[Dataset entries]
:::

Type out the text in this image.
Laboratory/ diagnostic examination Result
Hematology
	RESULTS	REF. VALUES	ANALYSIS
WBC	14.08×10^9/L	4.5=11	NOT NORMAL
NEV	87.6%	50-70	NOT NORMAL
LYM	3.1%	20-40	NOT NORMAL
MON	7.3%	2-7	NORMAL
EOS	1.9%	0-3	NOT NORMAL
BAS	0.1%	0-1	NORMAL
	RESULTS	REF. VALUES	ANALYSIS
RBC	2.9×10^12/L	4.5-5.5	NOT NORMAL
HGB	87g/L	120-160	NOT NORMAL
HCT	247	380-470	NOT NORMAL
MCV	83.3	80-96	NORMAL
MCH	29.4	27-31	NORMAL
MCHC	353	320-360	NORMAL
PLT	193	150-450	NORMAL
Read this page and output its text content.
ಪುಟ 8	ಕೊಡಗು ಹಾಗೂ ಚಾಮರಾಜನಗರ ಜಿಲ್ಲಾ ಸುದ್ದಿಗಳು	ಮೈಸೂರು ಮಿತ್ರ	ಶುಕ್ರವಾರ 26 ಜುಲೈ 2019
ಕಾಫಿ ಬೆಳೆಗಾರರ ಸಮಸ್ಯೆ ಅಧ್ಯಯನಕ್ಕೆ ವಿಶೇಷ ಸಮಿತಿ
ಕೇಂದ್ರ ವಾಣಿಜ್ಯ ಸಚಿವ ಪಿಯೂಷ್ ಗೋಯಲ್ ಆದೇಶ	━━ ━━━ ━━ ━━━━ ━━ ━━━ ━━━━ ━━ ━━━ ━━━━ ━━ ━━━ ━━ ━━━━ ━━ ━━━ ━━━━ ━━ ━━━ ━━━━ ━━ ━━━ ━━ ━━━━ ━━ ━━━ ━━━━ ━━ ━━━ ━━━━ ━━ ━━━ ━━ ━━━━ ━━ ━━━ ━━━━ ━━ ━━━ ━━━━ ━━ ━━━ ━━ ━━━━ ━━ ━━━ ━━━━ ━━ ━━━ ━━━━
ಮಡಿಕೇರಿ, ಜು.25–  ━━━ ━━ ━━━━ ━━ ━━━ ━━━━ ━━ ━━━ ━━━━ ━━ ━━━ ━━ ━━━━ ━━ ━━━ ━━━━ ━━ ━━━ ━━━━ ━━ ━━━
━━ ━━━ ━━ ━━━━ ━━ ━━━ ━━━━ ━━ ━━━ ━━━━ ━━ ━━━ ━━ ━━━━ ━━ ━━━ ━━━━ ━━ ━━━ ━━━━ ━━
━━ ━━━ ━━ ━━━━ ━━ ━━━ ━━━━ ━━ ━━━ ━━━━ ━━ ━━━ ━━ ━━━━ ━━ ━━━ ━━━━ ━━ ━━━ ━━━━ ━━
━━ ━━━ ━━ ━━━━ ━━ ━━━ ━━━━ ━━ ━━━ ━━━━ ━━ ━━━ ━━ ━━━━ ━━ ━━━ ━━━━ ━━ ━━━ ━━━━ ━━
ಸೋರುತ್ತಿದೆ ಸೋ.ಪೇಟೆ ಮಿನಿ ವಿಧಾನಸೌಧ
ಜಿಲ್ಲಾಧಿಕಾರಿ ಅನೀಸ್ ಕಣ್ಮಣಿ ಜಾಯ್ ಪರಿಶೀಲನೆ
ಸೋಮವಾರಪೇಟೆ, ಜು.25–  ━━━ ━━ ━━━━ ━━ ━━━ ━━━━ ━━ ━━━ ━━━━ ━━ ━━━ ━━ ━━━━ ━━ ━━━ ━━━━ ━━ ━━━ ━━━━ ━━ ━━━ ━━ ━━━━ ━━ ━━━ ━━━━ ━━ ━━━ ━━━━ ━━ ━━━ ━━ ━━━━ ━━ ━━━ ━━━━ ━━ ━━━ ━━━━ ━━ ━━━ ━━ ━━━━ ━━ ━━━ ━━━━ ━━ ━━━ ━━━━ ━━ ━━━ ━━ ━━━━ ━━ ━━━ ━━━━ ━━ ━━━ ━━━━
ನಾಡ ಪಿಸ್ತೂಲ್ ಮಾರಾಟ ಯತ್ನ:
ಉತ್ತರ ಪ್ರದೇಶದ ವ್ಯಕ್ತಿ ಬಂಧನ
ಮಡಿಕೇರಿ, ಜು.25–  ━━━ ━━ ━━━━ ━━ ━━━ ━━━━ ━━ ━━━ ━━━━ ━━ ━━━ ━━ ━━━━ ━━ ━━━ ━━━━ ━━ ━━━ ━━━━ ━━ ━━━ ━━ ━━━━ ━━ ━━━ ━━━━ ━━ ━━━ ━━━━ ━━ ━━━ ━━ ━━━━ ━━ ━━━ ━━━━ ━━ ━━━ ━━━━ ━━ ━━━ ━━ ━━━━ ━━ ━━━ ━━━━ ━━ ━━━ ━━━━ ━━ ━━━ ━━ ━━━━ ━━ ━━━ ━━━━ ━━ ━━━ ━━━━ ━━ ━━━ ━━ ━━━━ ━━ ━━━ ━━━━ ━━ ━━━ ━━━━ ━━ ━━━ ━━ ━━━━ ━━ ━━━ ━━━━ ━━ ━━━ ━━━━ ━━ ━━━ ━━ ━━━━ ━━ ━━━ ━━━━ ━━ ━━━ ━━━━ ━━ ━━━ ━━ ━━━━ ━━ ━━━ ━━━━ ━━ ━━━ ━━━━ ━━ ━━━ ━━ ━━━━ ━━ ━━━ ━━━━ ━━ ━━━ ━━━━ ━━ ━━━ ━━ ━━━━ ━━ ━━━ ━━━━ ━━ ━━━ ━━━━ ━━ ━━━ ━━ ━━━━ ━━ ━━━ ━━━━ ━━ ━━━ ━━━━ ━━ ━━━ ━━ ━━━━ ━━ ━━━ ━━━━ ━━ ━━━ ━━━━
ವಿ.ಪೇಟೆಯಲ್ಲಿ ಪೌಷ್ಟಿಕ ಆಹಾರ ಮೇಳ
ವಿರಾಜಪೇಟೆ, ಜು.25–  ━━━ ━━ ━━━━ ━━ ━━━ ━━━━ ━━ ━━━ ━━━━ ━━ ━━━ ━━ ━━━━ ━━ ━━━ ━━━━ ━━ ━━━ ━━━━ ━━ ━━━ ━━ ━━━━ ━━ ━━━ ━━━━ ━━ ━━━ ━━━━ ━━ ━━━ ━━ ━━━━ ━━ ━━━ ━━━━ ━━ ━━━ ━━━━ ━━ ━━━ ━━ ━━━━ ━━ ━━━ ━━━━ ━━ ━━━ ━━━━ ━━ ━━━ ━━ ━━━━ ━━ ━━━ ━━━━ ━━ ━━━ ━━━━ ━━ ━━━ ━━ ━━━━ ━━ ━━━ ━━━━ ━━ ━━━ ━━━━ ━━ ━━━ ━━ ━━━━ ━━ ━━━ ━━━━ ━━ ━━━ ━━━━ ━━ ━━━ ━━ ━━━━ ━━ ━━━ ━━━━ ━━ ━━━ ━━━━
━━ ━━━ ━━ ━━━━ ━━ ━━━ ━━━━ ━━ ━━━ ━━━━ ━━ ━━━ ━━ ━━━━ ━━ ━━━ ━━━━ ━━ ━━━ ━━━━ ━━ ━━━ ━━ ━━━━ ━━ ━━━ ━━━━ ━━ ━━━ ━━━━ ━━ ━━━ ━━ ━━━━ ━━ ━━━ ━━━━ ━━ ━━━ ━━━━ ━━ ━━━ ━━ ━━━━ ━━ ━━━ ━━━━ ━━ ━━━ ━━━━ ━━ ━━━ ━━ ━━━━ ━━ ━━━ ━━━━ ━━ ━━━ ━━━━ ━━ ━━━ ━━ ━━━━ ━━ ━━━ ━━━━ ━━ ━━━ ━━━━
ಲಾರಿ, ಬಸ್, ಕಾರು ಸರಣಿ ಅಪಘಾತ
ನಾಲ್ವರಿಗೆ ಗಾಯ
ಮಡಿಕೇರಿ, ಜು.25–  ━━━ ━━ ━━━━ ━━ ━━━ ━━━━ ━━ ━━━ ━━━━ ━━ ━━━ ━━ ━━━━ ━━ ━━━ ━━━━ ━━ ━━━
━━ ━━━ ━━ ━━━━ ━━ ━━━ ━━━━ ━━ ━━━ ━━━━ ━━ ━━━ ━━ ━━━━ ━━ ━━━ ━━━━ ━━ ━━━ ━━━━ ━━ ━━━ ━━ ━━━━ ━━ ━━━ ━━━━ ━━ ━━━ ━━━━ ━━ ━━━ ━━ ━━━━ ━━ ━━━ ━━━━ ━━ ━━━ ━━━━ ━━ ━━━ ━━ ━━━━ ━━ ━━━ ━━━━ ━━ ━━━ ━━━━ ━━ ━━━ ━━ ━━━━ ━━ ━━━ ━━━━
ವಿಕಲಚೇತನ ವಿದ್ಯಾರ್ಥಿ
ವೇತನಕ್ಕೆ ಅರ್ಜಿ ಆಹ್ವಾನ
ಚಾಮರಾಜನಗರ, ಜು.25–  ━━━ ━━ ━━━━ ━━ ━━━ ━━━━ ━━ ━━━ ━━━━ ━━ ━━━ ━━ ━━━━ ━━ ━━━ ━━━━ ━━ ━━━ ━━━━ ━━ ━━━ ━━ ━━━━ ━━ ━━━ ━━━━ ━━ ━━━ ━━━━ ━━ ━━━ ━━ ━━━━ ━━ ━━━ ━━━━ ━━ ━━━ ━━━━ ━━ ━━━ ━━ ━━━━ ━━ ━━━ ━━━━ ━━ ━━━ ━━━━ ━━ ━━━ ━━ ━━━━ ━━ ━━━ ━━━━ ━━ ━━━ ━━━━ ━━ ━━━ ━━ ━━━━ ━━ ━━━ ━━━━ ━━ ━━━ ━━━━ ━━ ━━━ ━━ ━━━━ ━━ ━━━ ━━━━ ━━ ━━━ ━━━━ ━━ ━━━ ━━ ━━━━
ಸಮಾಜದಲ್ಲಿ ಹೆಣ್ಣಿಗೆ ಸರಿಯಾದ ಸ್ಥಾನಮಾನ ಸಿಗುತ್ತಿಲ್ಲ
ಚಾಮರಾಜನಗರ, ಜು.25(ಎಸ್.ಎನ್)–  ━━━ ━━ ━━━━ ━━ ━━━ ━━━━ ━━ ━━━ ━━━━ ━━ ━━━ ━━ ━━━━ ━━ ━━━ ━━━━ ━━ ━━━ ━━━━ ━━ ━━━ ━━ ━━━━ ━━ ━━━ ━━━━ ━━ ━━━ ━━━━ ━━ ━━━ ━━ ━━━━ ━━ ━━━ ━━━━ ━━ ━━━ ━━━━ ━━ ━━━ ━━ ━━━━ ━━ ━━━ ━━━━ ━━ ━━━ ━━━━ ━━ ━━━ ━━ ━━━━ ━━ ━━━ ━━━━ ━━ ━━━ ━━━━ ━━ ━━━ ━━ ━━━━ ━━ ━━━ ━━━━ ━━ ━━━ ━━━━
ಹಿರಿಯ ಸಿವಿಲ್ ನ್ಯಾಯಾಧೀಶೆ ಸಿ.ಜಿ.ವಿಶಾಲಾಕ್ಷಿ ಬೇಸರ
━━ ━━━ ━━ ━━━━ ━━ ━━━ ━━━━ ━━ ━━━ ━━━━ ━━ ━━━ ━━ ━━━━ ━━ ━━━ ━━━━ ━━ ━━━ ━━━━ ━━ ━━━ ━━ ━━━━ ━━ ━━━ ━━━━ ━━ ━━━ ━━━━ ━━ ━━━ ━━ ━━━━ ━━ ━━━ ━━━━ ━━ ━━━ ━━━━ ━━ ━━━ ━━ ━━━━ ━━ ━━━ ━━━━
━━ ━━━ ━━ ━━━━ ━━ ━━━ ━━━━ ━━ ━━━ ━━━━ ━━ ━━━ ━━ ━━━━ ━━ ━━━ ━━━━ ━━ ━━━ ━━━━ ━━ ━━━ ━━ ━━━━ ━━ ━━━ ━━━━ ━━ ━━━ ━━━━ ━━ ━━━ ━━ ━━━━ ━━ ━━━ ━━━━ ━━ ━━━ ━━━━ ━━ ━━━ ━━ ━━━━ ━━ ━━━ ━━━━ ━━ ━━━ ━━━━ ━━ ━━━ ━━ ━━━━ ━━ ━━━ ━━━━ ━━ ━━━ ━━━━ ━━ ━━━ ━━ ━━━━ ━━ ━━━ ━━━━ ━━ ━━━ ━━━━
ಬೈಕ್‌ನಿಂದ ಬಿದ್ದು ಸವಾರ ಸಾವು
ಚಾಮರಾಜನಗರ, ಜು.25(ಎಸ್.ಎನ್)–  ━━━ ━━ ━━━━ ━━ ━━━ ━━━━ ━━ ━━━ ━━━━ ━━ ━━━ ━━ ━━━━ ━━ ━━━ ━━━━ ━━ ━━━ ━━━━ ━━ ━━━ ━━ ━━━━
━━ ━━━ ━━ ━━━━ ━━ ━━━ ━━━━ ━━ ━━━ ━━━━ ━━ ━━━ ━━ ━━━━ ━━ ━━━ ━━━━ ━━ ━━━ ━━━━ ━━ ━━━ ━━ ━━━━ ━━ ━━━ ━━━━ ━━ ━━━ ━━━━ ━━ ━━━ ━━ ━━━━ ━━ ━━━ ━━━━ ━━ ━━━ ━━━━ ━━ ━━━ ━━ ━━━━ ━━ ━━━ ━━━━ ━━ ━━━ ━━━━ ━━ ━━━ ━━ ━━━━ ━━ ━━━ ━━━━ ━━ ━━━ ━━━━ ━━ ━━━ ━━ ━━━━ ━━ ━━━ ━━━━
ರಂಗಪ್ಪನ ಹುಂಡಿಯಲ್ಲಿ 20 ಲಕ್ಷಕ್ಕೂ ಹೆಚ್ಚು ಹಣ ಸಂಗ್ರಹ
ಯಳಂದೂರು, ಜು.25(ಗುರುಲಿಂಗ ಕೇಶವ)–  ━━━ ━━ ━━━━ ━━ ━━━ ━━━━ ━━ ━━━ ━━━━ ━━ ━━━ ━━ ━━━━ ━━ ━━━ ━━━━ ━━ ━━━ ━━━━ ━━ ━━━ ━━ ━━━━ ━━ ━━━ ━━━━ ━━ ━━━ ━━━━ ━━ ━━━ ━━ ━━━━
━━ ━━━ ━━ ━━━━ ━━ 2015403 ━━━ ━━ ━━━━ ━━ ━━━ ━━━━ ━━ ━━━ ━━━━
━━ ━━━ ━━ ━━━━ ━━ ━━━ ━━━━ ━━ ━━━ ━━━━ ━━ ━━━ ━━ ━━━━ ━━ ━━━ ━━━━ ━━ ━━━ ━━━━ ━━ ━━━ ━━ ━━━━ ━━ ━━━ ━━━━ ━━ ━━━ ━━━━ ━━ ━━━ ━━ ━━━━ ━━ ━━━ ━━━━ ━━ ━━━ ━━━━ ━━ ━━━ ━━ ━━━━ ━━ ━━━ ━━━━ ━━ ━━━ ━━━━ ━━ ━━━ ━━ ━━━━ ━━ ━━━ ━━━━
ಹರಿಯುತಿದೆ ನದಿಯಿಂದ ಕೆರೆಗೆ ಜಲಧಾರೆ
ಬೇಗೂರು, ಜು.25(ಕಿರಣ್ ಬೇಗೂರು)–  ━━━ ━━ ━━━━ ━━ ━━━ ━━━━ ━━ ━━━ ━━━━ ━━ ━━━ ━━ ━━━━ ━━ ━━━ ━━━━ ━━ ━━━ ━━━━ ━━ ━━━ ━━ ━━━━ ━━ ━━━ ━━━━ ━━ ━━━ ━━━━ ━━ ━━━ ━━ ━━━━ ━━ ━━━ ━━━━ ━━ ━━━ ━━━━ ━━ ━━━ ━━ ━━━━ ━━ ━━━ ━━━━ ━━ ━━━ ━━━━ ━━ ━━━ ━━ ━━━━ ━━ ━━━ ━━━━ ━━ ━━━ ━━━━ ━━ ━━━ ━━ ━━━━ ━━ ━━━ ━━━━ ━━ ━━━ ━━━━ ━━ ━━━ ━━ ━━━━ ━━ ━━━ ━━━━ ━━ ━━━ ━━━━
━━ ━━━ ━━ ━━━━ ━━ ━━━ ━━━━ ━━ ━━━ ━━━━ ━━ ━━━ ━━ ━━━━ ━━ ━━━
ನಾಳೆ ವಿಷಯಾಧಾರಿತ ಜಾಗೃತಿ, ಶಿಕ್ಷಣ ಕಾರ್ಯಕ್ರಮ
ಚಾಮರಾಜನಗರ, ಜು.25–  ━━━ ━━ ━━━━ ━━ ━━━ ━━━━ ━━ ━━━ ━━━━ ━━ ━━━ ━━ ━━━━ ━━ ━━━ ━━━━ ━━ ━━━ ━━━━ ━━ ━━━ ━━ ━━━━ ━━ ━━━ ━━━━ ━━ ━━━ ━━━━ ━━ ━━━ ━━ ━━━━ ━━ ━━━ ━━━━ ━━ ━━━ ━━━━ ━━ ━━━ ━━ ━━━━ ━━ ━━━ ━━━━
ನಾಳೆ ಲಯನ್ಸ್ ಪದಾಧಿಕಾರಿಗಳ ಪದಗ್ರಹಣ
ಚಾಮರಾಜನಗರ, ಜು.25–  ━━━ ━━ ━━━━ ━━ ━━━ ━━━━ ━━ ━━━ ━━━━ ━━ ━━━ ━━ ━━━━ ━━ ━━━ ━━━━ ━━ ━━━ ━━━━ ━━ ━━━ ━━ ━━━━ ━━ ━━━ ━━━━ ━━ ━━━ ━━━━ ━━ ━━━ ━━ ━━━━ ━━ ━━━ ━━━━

:::

- **TASK PROMPT**: Indicate how many lines of the material include the word "text"; the number alone is required.

- **RESULT OF THIS TASK**: 2